Requirement
Gather every line in the records below that contains the word "into".

Entries
# # #

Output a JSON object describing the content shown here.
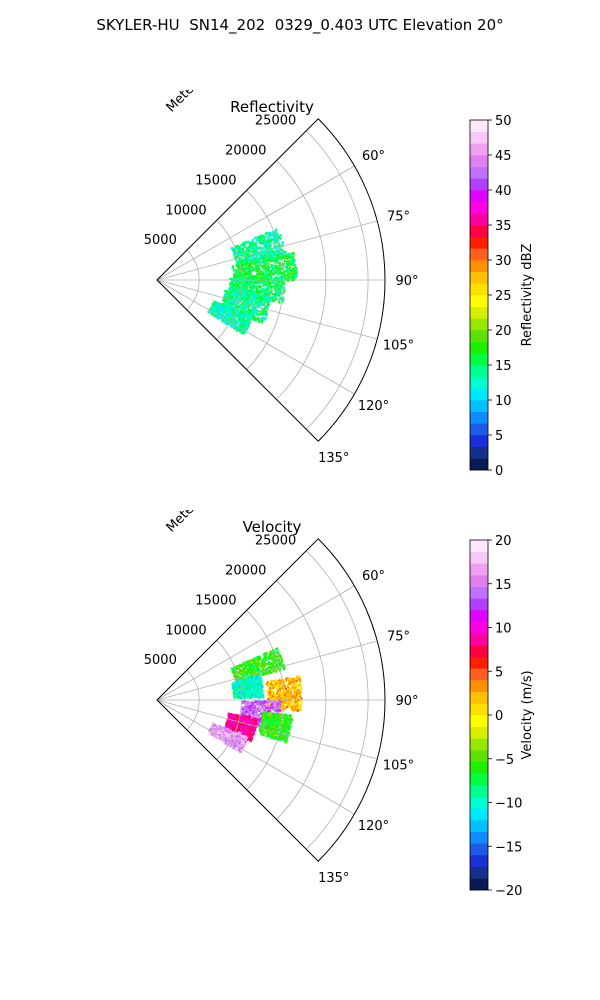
{
  "figure": {
    "title": "SKYLER-HU  SN14_202  0329_0.403 UTC Elevation 20°"
  },
  "chart_data": [
    {
      "type": "polar-sector-heatmap",
      "title": "Reflectivity",
      "radial_label": "Meters",
      "radial_ticks": [
        5000,
        10000,
        15000,
        20000,
        25000
      ],
      "radial_tick_labels": [
        "5000",
        "10000",
        "15000",
        "20000",
        "25000"
      ],
      "rlim": [
        0,
        27000
      ],
      "azimuth_range_deg": [
        45,
        135
      ],
      "azimuth_ticks": [
        60,
        75,
        90,
        105,
        120,
        135
      ],
      "azimuth_tick_labels": [
        "60°",
        "75°",
        "90°",
        "105°",
        "120°",
        "135°"
      ],
      "grid": true,
      "colorbar": {
        "label": "Reflectivity dBZ",
        "min": 0,
        "max": 50,
        "ticks": [
          0,
          5,
          10,
          15,
          20,
          25,
          30,
          35,
          40,
          45,
          50
        ],
        "tick_labels": [
          "0",
          "5",
          "10",
          "15",
          "20",
          "25",
          "30",
          "35",
          "40",
          "45",
          "50"
        ],
        "colors": [
          "#0a1a55",
          "#15308a",
          "#1b2fd8",
          "#1c5ce8",
          "#0f8cff",
          "#00c0ff",
          "#00e8ff",
          "#00ffd0",
          "#00ff90",
          "#00ff40",
          "#1cf000",
          "#5ee000",
          "#96e800",
          "#d6f000",
          "#ffff00",
          "#ffe000",
          "#ffc000",
          "#ff9000",
          "#ff6020",
          "#ff2000",
          "#ff0040",
          "#ff00a0",
          "#ff00e0",
          "#e000ff",
          "#b040ff",
          "#c070ff",
          "#e080f0",
          "#f0a0f0",
          "#f8c8f8",
          "#fde8fd"
        ]
      },
      "echo_regions": [
        {
          "az_range_deg": [
            66,
            80
          ],
          "range_m": [
            9500,
            15500
          ],
          "value": 14
        },
        {
          "az_range_deg": [
            78,
            90
          ],
          "range_m": [
            9000,
            16500
          ],
          "value": 16
        },
        {
          "az_range_deg": [
            88,
            100
          ],
          "range_m": [
            8500,
            15000
          ],
          "value": 15
        },
        {
          "az_range_deg": [
            98,
            112
          ],
          "range_m": [
            8000,
            13500
          ],
          "value": 14
        },
        {
          "az_range_deg": [
            110,
            122
          ],
          "range_m": [
            7000,
            12000
          ],
          "value": 13
        }
      ]
    },
    {
      "type": "polar-sector-heatmap",
      "title": "Velocity",
      "radial_label": "Meters",
      "radial_ticks": [
        5000,
        10000,
        15000,
        20000,
        25000
      ],
      "radial_tick_labels": [
        "5000",
        "10000",
        "15000",
        "20000",
        "25000"
      ],
      "rlim": [
        0,
        27000
      ],
      "azimuth_range_deg": [
        45,
        135
      ],
      "azimuth_ticks": [
        60,
        75,
        90,
        105,
        120,
        135
      ],
      "azimuth_tick_labels": [
        "60°",
        "75°",
        "90°",
        "105°",
        "120°",
        "135°"
      ],
      "grid": true,
      "colorbar": {
        "label": "Velocity (m/s)",
        "min": -20,
        "max": 20,
        "ticks": [
          -20,
          -15,
          -10,
          -5,
          0,
          5,
          10,
          15,
          20
        ],
        "tick_labels": [
          "−20",
          "−15",
          "−10",
          "−5",
          "0",
          "5",
          "10",
          "15",
          "20"
        ],
        "colors": [
          "#0a1a55",
          "#15308a",
          "#1b2fd8",
          "#1c5ce8",
          "#0f8cff",
          "#00c0ff",
          "#00e8ff",
          "#00ffd0",
          "#00ff90",
          "#00ff40",
          "#1cf000",
          "#5ee000",
          "#96e800",
          "#d6f000",
          "#ffff00",
          "#ffe000",
          "#ffc000",
          "#ff9000",
          "#ff6020",
          "#ff2000",
          "#ff0040",
          "#ff00a0",
          "#ff00e0",
          "#e000ff",
          "#b040ff",
          "#c070ff",
          "#e080f0",
          "#f0a0f0",
          "#f8c8f8",
          "#fde8fd"
        ]
      },
      "echo_regions": [
        {
          "az_range_deg": [
            66,
            76
          ],
          "range_m": [
            9500,
            15500
          ],
          "value": -6
        },
        {
          "az_range_deg": [
            76,
            88
          ],
          "range_m": [
            9000,
            12500
          ],
          "value": -10
        },
        {
          "az_range_deg": [
            80,
            94
          ],
          "range_m": [
            13000,
            17000
          ],
          "value": 2
        },
        {
          "az_range_deg": [
            90,
            104
          ],
          "range_m": [
            10000,
            14500
          ],
          "value": 14
        },
        {
          "az_range_deg": [
            96,
            108
          ],
          "range_m": [
            12500,
            16000
          ],
          "value": -6
        },
        {
          "az_range_deg": [
            100,
            114
          ],
          "range_m": [
            8500,
            12000
          ],
          "value": 9
        },
        {
          "az_range_deg": [
            112,
            122
          ],
          "range_m": [
            7000,
            11500
          ],
          "value": 16
        }
      ]
    }
  ]
}
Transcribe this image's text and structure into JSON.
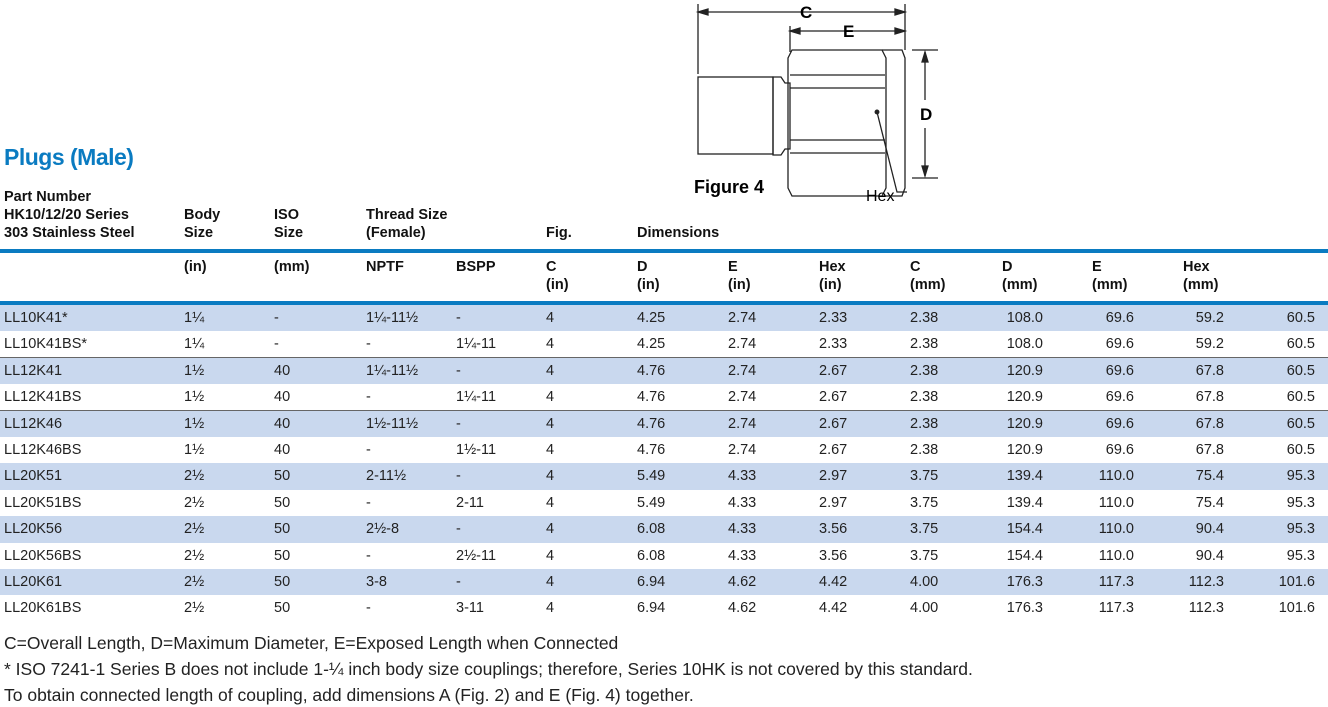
{
  "title": "Plugs (Male)",
  "figure": {
    "label": "Figure 4",
    "dims": {
      "c": "C",
      "e": "E",
      "d": "D",
      "hex": "Hex"
    }
  },
  "header": {
    "part": [
      "Part Number",
      "HK10/12/20 Series",
      "303 Stainless Steel"
    ],
    "body": [
      "Body",
      "Size"
    ],
    "iso": [
      "ISO",
      "Size"
    ],
    "thread": [
      "Thread Size",
      "(Female)"
    ],
    "fig": "Fig.",
    "dimensions": "Dimensions",
    "sub": [
      {
        "l1": "(in)",
        "l2": ""
      },
      {
        "l1": "(mm)",
        "l2": ""
      },
      {
        "l1": "NPTF",
        "l2": ""
      },
      {
        "l1": "BSPP",
        "l2": ""
      },
      {
        "l1": "C",
        "l2": "(in)"
      },
      {
        "l1": "D",
        "l2": "(in)"
      },
      {
        "l1": "E",
        "l2": "(in)"
      },
      {
        "l1": "Hex",
        "l2": "(in)"
      },
      {
        "l1": "C",
        "l2": "(mm)"
      },
      {
        "l1": "D",
        "l2": "(mm)"
      },
      {
        "l1": "E",
        "l2": "(mm)"
      },
      {
        "l1": "Hex",
        "l2": "(mm)"
      }
    ]
  },
  "rows": [
    [
      "LL10K41*",
      "1¼",
      "-",
      "1¼-11½",
      "-",
      "4",
      "4.25",
      "2.74",
      "2.33",
      "2.38",
      "108.0",
      "69.6",
      "59.2",
      "60.5"
    ],
    [
      "LL10K41BS*",
      "1¼",
      "-",
      "-",
      "1¼-11",
      "4",
      "4.25",
      "2.74",
      "2.33",
      "2.38",
      "108.0",
      "69.6",
      "59.2",
      "60.5"
    ],
    [
      "LL12K41",
      "1½",
      "40",
      "1¼-11½",
      "-",
      "4",
      "4.76",
      "2.74",
      "2.67",
      "2.38",
      "120.9",
      "69.6",
      "67.8",
      "60.5"
    ],
    [
      "LL12K41BS",
      "1½",
      "40",
      "-",
      "1¼-11",
      "4",
      "4.76",
      "2.74",
      "2.67",
      "2.38",
      "120.9",
      "69.6",
      "67.8",
      "60.5"
    ],
    [
      "LL12K46",
      "1½",
      "40",
      "1½-11½",
      "-",
      "4",
      "4.76",
      "2.74",
      "2.67",
      "2.38",
      "120.9",
      "69.6",
      "67.8",
      "60.5"
    ],
    [
      "LL12K46BS",
      "1½",
      "40",
      "-",
      "1½-11",
      "4",
      "4.76",
      "2.74",
      "2.67",
      "2.38",
      "120.9",
      "69.6",
      "67.8",
      "60.5"
    ],
    [
      "LL20K51",
      "2½",
      "50",
      "2-11½",
      "-",
      "4",
      "5.49",
      "4.33",
      "2.97",
      "3.75",
      "139.4",
      "110.0",
      "75.4",
      "95.3"
    ],
    [
      "LL20K51BS",
      "2½",
      "50",
      "-",
      "2-11",
      "4",
      "5.49",
      "4.33",
      "2.97",
      "3.75",
      "139.4",
      "110.0",
      "75.4",
      "95.3"
    ],
    [
      "LL20K56",
      "2½",
      "50",
      "2½-8",
      "-",
      "4",
      "6.08",
      "4.33",
      "3.56",
      "3.75",
      "154.4",
      "110.0",
      "90.4",
      "95.3"
    ],
    [
      "LL20K56BS",
      "2½",
      "50",
      "-",
      "2½-11",
      "4",
      "6.08",
      "4.33",
      "3.56",
      "3.75",
      "154.4",
      "110.0",
      "90.4",
      "95.3"
    ],
    [
      "LL20K61",
      "2½",
      "50",
      "3-8",
      "-",
      "4",
      "6.94",
      "4.62",
      "4.42",
      "4.00",
      "176.3",
      "117.3",
      "112.3",
      "101.6"
    ],
    [
      "LL20K61BS",
      "2½",
      "50",
      "-",
      "3-11",
      "4",
      "6.94",
      "4.62",
      "4.42",
      "4.00",
      "176.3",
      "117.3",
      "112.3",
      "101.6"
    ]
  ],
  "notes": [
    "C=Overall Length, D=Maximum Diameter, E=Exposed Length when Connected",
    "* ISO 7241-1 Series B does not include 1-¼ inch body size couplings; therefore, Series 10HK is not covered by this standard.",
    "To obtain connected length of coupling, add dimensions A (Fig. 2) and E (Fig. 4)  together."
  ],
  "colors": {
    "accent": "#0a7bc1",
    "row_alt": "#c9d8ee"
  }
}
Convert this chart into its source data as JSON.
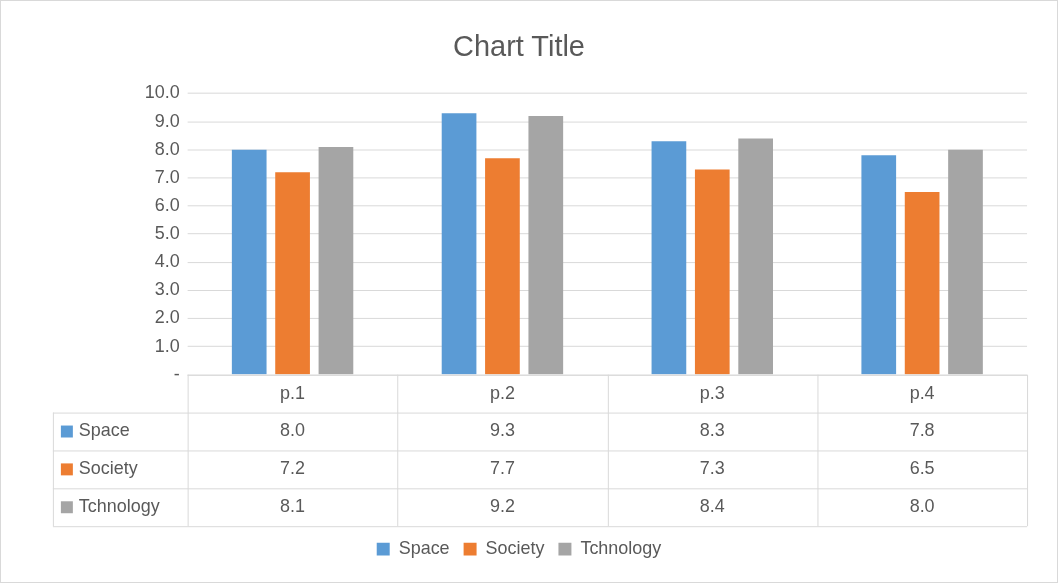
{
  "chart_data": {
    "type": "bar",
    "title": "Chart Title",
    "categories": [
      "p.1",
      "p.2",
      "p.3",
      "p.4"
    ],
    "series": [
      {
        "name": "Space",
        "color": "#5b9bd5",
        "values": [
          8.0,
          9.3,
          8.3,
          7.8
        ],
        "value_labels": [
          "8.0",
          "9.3",
          "8.3",
          "7.8"
        ]
      },
      {
        "name": "Society",
        "color": "#ed7d31",
        "values": [
          7.2,
          7.7,
          7.3,
          6.5
        ],
        "value_labels": [
          "7.2",
          "7.7",
          "7.3",
          "6.5"
        ]
      },
      {
        "name": "Tchnology",
        "color": "#a5a5a5",
        "values": [
          8.1,
          9.2,
          8.4,
          8.0
        ],
        "value_labels": [
          "8.1",
          "9.2",
          "8.4",
          "8.0"
        ]
      }
    ],
    "ylim": [
      0,
      10
    ],
    "yticks": [
      {
        "value": 0,
        "label": "-"
      },
      {
        "value": 1,
        "label": "1.0"
      },
      {
        "value": 2,
        "label": "2.0"
      },
      {
        "value": 3,
        "label": "3.0"
      },
      {
        "value": 4,
        "label": "4.0"
      },
      {
        "value": 5,
        "label": "5.0"
      },
      {
        "value": 6,
        "label": "6.0"
      },
      {
        "value": 7,
        "label": "7.0"
      },
      {
        "value": 8,
        "label": "8.0"
      },
      {
        "value": 9,
        "label": "9.0"
      },
      {
        "value": 10,
        "label": "10.0"
      }
    ],
    "grid": "y",
    "legend": "bottom"
  }
}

# # #

Task result
Transcribe this image's text and structure into JSON.
Convert this chart into its source data as JSON.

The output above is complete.